===== Task inputs
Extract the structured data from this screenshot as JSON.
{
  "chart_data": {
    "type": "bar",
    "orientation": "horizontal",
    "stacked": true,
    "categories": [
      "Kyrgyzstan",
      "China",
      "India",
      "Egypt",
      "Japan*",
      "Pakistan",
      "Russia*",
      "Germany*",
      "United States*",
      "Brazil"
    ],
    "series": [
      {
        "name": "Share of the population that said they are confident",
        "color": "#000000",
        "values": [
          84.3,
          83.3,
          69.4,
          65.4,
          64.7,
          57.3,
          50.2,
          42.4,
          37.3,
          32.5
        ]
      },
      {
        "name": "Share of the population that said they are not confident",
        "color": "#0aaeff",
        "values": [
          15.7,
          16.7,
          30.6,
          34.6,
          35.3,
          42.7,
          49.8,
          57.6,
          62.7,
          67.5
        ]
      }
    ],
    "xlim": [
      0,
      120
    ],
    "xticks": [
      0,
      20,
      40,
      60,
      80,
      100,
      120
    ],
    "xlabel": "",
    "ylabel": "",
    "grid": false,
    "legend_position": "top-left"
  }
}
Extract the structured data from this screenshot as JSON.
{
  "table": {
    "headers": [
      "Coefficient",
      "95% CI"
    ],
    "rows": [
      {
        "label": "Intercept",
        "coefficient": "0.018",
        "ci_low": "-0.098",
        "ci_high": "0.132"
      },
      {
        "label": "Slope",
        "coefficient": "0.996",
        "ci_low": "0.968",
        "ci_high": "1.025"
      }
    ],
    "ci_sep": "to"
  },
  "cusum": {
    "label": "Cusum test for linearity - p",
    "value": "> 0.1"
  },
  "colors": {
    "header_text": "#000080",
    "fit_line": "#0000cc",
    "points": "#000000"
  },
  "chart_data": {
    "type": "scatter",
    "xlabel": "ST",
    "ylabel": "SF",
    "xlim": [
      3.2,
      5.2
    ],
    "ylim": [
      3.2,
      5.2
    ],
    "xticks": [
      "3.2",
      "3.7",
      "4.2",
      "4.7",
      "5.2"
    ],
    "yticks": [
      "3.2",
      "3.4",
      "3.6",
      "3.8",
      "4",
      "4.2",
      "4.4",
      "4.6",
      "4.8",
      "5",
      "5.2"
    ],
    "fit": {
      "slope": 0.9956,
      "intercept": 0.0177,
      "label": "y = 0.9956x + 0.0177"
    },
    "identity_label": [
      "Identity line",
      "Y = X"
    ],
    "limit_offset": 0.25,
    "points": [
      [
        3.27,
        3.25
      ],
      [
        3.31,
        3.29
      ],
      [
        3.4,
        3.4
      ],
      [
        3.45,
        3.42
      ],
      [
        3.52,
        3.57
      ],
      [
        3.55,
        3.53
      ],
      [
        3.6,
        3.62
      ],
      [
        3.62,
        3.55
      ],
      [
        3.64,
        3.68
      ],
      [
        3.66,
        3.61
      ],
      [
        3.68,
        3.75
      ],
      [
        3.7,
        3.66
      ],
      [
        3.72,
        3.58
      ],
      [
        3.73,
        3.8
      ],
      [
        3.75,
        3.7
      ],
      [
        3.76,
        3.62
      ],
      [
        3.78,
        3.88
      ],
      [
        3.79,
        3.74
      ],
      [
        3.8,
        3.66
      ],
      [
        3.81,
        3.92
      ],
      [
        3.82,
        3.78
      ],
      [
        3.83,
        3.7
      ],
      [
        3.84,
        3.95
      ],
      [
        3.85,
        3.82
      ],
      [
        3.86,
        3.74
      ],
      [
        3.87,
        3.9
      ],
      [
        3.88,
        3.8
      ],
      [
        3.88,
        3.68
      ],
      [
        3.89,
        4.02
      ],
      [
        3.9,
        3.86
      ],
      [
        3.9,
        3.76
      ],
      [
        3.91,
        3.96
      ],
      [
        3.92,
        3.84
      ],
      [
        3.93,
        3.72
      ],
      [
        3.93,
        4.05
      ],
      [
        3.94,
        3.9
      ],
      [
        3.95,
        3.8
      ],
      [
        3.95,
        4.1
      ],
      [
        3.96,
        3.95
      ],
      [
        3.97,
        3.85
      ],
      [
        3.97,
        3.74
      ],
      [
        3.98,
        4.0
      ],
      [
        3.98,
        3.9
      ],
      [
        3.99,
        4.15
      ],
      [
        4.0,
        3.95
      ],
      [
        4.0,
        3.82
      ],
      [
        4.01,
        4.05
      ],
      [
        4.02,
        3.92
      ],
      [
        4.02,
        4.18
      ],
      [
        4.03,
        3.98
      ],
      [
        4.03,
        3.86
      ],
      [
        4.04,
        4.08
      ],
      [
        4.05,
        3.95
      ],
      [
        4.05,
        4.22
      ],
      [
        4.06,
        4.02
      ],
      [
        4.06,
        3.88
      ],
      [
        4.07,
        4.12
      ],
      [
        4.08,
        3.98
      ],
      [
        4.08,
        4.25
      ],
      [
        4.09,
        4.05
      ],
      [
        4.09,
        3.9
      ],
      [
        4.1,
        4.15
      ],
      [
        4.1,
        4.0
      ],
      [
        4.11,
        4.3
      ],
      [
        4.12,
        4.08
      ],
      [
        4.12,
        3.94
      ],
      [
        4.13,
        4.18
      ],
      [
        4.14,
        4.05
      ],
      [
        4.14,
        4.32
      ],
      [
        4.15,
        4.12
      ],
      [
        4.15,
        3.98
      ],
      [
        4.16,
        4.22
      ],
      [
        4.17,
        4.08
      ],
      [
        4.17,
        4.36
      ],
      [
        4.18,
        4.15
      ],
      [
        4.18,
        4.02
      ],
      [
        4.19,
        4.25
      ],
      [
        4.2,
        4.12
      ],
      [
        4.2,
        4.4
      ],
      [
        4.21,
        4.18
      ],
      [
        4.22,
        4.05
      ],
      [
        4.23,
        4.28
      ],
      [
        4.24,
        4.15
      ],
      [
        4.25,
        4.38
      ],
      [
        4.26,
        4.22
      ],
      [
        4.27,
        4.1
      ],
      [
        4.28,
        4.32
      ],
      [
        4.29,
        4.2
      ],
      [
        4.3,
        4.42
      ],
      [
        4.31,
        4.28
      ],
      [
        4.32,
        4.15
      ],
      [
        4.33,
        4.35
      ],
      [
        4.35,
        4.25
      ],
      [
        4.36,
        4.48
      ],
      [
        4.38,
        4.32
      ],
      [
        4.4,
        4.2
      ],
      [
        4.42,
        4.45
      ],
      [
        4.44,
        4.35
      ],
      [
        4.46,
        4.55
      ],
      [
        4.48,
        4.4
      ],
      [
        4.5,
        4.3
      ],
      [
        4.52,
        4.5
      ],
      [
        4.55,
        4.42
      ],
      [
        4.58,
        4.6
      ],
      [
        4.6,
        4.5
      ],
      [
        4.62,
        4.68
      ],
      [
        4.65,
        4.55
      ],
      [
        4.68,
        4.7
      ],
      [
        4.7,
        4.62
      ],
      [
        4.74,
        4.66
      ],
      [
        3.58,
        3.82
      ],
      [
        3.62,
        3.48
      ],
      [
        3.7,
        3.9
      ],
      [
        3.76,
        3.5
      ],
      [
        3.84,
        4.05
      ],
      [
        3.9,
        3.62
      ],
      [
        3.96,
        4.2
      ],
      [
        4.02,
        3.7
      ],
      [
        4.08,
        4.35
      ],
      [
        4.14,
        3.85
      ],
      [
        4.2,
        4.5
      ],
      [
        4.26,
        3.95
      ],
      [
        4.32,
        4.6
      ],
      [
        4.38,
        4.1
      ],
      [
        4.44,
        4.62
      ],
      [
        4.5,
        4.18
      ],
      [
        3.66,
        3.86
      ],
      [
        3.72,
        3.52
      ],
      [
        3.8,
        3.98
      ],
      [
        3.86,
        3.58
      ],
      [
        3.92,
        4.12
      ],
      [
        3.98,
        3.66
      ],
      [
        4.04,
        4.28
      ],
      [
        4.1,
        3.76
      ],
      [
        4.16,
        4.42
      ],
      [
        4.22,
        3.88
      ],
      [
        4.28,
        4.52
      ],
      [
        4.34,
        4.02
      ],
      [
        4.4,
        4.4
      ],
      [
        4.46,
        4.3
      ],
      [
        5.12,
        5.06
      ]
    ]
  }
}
==========
Given task |
Find each line holding the word "confident" and copy it.

Final result |
        "name": "Share of the population that said they are confident",
        "name": "Share of the population that said they are not confident",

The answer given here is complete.